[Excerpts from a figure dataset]

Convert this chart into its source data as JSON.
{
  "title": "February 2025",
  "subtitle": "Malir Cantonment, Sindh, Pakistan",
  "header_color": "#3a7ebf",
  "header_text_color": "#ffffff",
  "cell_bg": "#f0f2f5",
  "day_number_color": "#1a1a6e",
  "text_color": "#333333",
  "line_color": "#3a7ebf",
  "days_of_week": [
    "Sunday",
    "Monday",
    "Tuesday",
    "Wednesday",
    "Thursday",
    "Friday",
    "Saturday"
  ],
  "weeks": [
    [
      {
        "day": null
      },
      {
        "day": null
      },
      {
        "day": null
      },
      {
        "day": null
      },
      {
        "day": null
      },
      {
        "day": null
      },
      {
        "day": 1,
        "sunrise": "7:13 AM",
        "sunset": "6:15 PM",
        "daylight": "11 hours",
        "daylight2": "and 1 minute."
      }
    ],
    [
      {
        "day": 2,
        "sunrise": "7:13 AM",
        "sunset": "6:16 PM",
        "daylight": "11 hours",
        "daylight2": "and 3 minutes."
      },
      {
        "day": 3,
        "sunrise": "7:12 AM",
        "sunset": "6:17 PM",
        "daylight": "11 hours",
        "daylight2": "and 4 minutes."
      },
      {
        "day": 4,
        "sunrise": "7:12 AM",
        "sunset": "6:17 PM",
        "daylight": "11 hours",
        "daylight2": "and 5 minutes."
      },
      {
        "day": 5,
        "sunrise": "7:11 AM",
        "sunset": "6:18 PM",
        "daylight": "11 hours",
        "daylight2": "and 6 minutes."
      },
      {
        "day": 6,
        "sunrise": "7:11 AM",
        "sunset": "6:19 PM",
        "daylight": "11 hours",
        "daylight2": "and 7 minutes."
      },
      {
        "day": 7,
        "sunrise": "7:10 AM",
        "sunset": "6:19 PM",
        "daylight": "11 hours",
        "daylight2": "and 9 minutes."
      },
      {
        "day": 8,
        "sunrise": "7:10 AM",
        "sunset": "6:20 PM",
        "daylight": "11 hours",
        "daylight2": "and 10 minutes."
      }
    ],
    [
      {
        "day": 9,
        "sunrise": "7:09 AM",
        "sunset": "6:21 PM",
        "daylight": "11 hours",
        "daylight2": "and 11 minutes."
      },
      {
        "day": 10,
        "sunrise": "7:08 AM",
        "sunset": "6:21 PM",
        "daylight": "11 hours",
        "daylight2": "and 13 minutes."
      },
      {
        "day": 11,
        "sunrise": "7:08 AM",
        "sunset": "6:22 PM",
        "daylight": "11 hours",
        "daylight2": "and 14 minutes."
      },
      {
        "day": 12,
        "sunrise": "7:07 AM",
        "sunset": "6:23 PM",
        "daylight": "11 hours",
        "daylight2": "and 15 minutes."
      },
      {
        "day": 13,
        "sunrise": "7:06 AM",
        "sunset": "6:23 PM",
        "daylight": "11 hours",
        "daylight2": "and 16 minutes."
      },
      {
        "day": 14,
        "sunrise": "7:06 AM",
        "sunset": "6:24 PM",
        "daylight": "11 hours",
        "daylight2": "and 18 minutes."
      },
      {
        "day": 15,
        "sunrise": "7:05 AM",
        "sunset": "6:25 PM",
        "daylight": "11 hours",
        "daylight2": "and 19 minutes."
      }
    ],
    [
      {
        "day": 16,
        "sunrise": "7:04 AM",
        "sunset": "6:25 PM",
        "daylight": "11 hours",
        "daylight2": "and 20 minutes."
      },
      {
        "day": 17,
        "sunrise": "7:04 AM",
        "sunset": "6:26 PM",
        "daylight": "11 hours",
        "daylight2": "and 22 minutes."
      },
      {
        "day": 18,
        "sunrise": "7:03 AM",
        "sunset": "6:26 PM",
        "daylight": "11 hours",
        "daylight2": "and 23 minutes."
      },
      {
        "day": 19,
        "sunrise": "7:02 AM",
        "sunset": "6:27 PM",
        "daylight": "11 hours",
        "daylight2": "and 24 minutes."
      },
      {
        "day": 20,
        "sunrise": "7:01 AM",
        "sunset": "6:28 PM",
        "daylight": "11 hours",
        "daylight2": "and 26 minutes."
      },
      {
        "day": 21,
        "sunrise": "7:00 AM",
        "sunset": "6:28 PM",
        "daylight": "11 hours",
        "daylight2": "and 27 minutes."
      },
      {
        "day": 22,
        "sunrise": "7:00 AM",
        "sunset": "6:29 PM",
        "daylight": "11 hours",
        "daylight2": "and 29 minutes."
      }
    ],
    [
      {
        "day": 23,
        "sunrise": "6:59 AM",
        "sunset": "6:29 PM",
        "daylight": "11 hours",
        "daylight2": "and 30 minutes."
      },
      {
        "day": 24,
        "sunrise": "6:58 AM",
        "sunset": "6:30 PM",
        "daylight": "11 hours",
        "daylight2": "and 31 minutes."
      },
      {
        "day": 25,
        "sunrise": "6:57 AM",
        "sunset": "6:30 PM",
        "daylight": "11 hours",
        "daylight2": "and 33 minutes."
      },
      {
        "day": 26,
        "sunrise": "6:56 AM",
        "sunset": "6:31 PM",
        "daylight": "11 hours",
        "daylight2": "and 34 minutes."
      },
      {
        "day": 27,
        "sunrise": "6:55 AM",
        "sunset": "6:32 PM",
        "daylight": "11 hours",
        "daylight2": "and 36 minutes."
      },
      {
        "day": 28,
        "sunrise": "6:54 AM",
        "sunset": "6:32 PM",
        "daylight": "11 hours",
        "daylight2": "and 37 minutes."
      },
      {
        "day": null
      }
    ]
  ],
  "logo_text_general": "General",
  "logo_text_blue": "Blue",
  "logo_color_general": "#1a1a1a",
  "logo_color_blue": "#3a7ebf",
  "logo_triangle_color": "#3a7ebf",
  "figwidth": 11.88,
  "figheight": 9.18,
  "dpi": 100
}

What to do:
Output the lines above verbatim and in full.

Full response:
Convert this chart into its source data as JSON.
{
  "title": "February 2025",
  "subtitle": "Malir Cantonment, Sindh, Pakistan",
  "header_color": "#3a7ebf",
  "header_text_color": "#ffffff",
  "cell_bg": "#f0f2f5",
  "day_number_color": "#1a1a6e",
  "text_color": "#333333",
  "line_color": "#3a7ebf",
  "days_of_week": [
    "Sunday",
    "Monday",
    "Tuesday",
    "Wednesday",
    "Thursday",
    "Friday",
    "Saturday"
  ],
  "weeks": [
    [
      {
        "day": null
      },
      {
        "day": null
      },
      {
        "day": null
      },
      {
        "day": null
      },
      {
        "day": null
      },
      {
        "day": null
      },
      {
        "day": 1,
        "sunrise": "7:13 AM",
        "sunset": "6:15 PM",
        "daylight": "11 hours",
        "daylight2": "and 1 minute."
      }
    ],
    [
      {
        "day": 2,
        "sunrise": "7:13 AM",
        "sunset": "6:16 PM",
        "daylight": "11 hours",
        "daylight2": "and 3 minutes."
      },
      {
        "day": 3,
        "sunrise": "7:12 AM",
        "sunset": "6:17 PM",
        "daylight": "11 hours",
        "daylight2": "and 4 minutes."
      },
      {
        "day": 4,
        "sunrise": "7:12 AM",
        "sunset": "6:17 PM",
        "daylight": "11 hours",
        "daylight2": "and 5 minutes."
      },
      {
        "day": 5,
        "sunrise": "7:11 AM",
        "sunset": "6:18 PM",
        "daylight": "11 hours",
        "daylight2": "and 6 minutes."
      },
      {
        "day": 6,
        "sunrise": "7:11 AM",
        "sunset": "6:19 PM",
        "daylight": "11 hours",
        "daylight2": "and 7 minutes."
      },
      {
        "day": 7,
        "sunrise": "7:10 AM",
        "sunset": "6:19 PM",
        "daylight": "11 hours",
        "daylight2": "and 9 minutes."
      },
      {
        "day": 8,
        "sunrise": "7:10 AM",
        "sunset": "6:20 PM",
        "daylight": "11 hours",
        "daylight2": "and 10 minutes."
      }
    ],
    [
      {
        "day": 9,
        "sunrise": "7:09 AM",
        "sunset": "6:21 PM",
        "daylight": "11 hours",
        "daylight2": "and 11 minutes."
      },
      {
        "day": 10,
        "sunrise": "7:08 AM",
        "sunset": "6:21 PM",
        "daylight": "11 hours",
        "daylight2": "and 13 minutes."
      },
      {
        "day": 11,
        "sunrise": "7:08 AM",
        "sunset": "6:22 PM",
        "daylight": "11 hours",
        "daylight2": "and 14 minutes."
      },
      {
        "day": 12,
        "sunrise": "7:07 AM",
        "sunset": "6:23 PM",
        "daylight": "11 hours",
        "daylight2": "and 15 minutes."
      },
      {
        "day": 13,
        "sunrise": "7:06 AM",
        "sunset": "6:23 PM",
        "daylight": "11 hours",
        "daylight2": "and 16 minutes."
      },
      {
        "day": 14,
        "sunrise": "7:06 AM",
        "sunset": "6:24 PM",
        "daylight": "11 hours",
        "daylight2": "and 18 minutes."
      },
      {
        "day": 15,
        "sunrise": "7:05 AM",
        "sunset": "6:25 PM",
        "daylight": "11 hours",
        "daylight2": "and 19 minutes."
      }
    ],
    [
      {
        "day": 16,
        "sunrise": "7:04 AM",
        "sunset": "6:25 PM",
        "daylight": "11 hours",
        "daylight2": "and 20 minutes."
      },
      {
        "day": 17,
        "sunrise": "7:04 AM",
        "sunset": "6:26 PM",
        "daylight": "11 hours",
        "daylight2": "and 22 minutes."
      },
      {
        "day": 18,
        "sunrise": "7:03 AM",
        "sunset": "6:26 PM",
        "daylight": "11 hours",
        "daylight2": "and 23 minutes."
      },
      {
        "day": 19,
        "sunrise": "7:02 AM",
        "sunset": "6:27 PM",
        "daylight": "11 hours",
        "daylight2": "and 24 minutes."
      },
      {
        "day": 20,
        "sunrise": "7:01 AM",
        "sunset": "6:28 PM",
        "daylight": "11 hours",
        "daylight2": "and 26 minutes."
      },
      {
        "day": 21,
        "sunrise": "7:00 AM",
        "sunset": "6:28 PM",
        "daylight": "11 hours",
        "daylight2": "and 27 minutes."
      },
      {
        "day": 22,
        "sunrise": "7:00 AM",
        "sunset": "6:29 PM",
        "daylight": "11 hours",
        "daylight2": "and 29 minutes."
      }
    ],
    [
      {
        "day": 23,
        "sunrise": "6:59 AM",
        "sunset": "6:29 PM",
        "daylight": "11 hours",
        "daylight2": "and 30 minutes."
      },
      {
        "day": 24,
        "sunrise": "6:58 AM",
        "sunset": "6:30 PM",
        "daylight": "11 hours",
        "daylight2": "and 31 minutes."
      },
      {
        "day": 25,
        "sunrise": "6:57 AM",
        "sunset": "6:30 PM",
        "daylight": "11 hours",
        "daylight2": "and 33 minutes."
      },
      {
        "day": 26,
        "sunrise": "6:56 AM",
        "sunset": "6:31 PM",
        "daylight": "11 hours",
        "daylight2": "and 34 minutes."
      },
      {
        "day": 27,
        "sunrise": "6:55 AM",
        "sunset": "6:32 PM",
        "daylight": "11 hours",
        "daylight2": "and 36 minutes."
      },
      {
        "day": 28,
        "sunrise": "6:54 AM",
        "sunset": "6:32 PM",
        "daylight": "11 hours",
        "daylight2": "and 37 minutes."
      },
      {
        "day": null
      }
    ]
  ],
  "logo_text_general": "General",
  "logo_text_blue": "Blue",
  "logo_color_general": "#1a1a1a",
  "logo_color_blue": "#3a7ebf",
  "logo_triangle_color": "#3a7ebf",
  "figwidth": 11.88,
  "figheight": 9.18,
  "dpi": 100
}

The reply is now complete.